**Records from a data source**
------------------------------------------------------------
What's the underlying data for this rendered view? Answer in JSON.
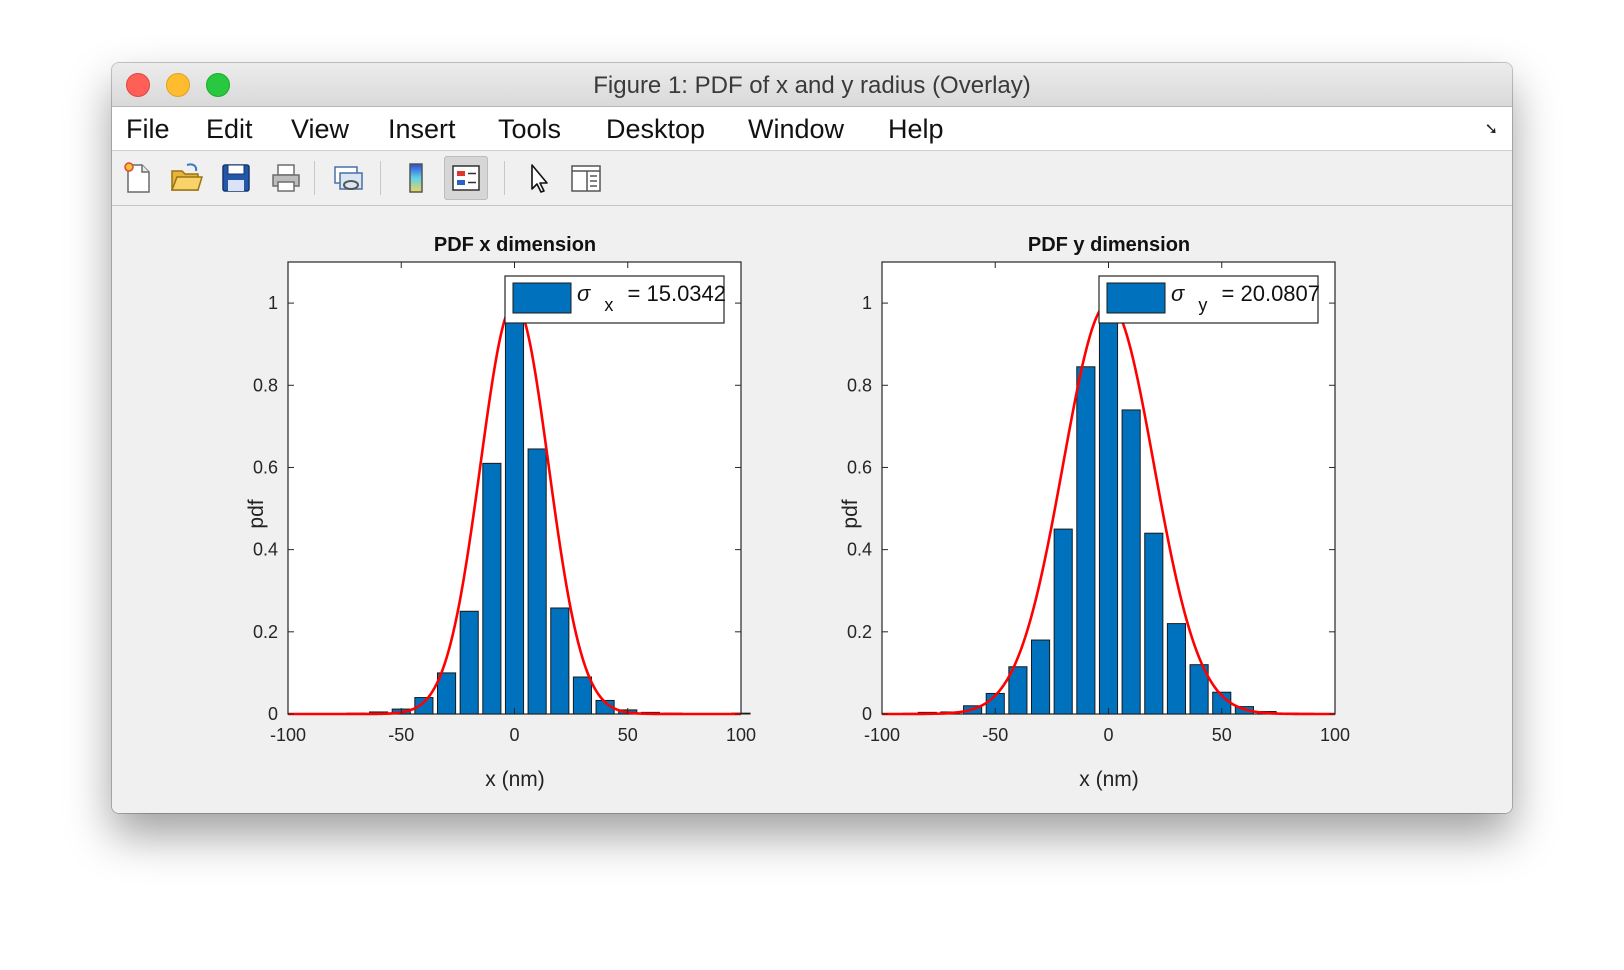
{
  "window": {
    "title": "Figure 1: PDF of x and y radius (Overlay)"
  },
  "menu": {
    "items": [
      "File",
      "Edit",
      "View",
      "Insert",
      "Tools",
      "Desktop",
      "Window",
      "Help"
    ]
  },
  "toolbar": {
    "buttons": [
      "new-figure-icon",
      "open-file-icon",
      "save-icon",
      "print-icon",
      "link-plot-icon",
      "colorbar-icon",
      "legend-icon",
      "pointer-icon",
      "property-inspector-icon"
    ],
    "active": "legend-icon"
  },
  "colors": {
    "bar": "#0072bd",
    "fit": "#ff0000",
    "axes_bg": "#ffffff",
    "figure_bg": "#f0f0f0"
  },
  "chart_data": [
    {
      "type": "bar",
      "title": "PDF x dimension",
      "xlabel": "x (nm)",
      "ylabel": "pdf",
      "xlim": [
        -100,
        100
      ],
      "ylim": [
        0,
        1.1
      ],
      "xticks": [
        "-100",
        "-50",
        "0",
        "50",
        "100"
      ],
      "yticks": [
        "0",
        "0.2",
        "0.4",
        "0.6",
        "0.8",
        "1"
      ],
      "legend": {
        "symbol": "σ",
        "subscript": "x",
        "text": "= 15.0342",
        "position": "top-right"
      },
      "bin_width": 10,
      "bins": [
        {
          "x": -70,
          "y": 0.002
        },
        {
          "x": -60,
          "y": 0.005
        },
        {
          "x": -50,
          "y": 0.012
        },
        {
          "x": -40,
          "y": 0.04
        },
        {
          "x": -30,
          "y": 0.1
        },
        {
          "x": -20,
          "y": 0.25
        },
        {
          "x": -10,
          "y": 0.61
        },
        {
          "x": 0,
          "y": 1.0
        },
        {
          "x": 10,
          "y": 0.645
        },
        {
          "x": 20,
          "y": 0.258
        },
        {
          "x": 30,
          "y": 0.09
        },
        {
          "x": 40,
          "y": 0.033
        },
        {
          "x": 50,
          "y": 0.01
        },
        {
          "x": 60,
          "y": 0.004
        },
        {
          "x": 70,
          "y": 0.002
        },
        {
          "x": 80,
          "y": 0.001
        },
        {
          "x": 90,
          "y": 0.001
        },
        {
          "x": 100,
          "y": 0.002
        }
      ],
      "fit": {
        "type": "gaussian",
        "mu": 0,
        "sigma": 15.0342,
        "peak": 1.0
      }
    },
    {
      "type": "bar",
      "title": "PDF y dimension",
      "xlabel": "x (nm)",
      "ylabel": "pdf",
      "xlim": [
        -100,
        100
      ],
      "ylim": [
        0,
        1.1
      ],
      "xticks": [
        "-100",
        "-50",
        "0",
        "50",
        "100"
      ],
      "yticks": [
        "0",
        "0.2",
        "0.4",
        "0.6",
        "0.8",
        "1"
      ],
      "legend": {
        "symbol": "σ",
        "subscript": "y",
        "text": "= 20.0807",
        "position": "top-right"
      },
      "bin_width": 10,
      "bins": [
        {
          "x": -90,
          "y": 0.001
        },
        {
          "x": -80,
          "y": 0.004
        },
        {
          "x": -70,
          "y": 0.005
        },
        {
          "x": -60,
          "y": 0.02
        },
        {
          "x": -50,
          "y": 0.05
        },
        {
          "x": -40,
          "y": 0.115
        },
        {
          "x": -30,
          "y": 0.18
        },
        {
          "x": -20,
          "y": 0.45
        },
        {
          "x": -10,
          "y": 0.845
        },
        {
          "x": 0,
          "y": 1.0
        },
        {
          "x": 10,
          "y": 0.74
        },
        {
          "x": 20,
          "y": 0.44
        },
        {
          "x": 30,
          "y": 0.22
        },
        {
          "x": 40,
          "y": 0.12
        },
        {
          "x": 50,
          "y": 0.053
        },
        {
          "x": 60,
          "y": 0.018
        },
        {
          "x": 70,
          "y": 0.006
        },
        {
          "x": 80,
          "y": 0.002
        },
        {
          "x": 90,
          "y": 0.001
        }
      ],
      "fit": {
        "type": "gaussian",
        "mu": 0,
        "sigma": 20.0807,
        "peak": 1.0
      }
    }
  ]
}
------------------------------------------------------------
**Goal of the exercise**
Copy every line in the entries above that has the string "icon" in it.

**Correct answer**
      "new-figure-icon",
      "open-file-icon",
      "save-icon",
      "print-icon",
      "link-plot-icon",
      "colorbar-icon",
      "legend-icon",
      "pointer-icon",
      "property-inspector-icon"
    "active": "legend-icon"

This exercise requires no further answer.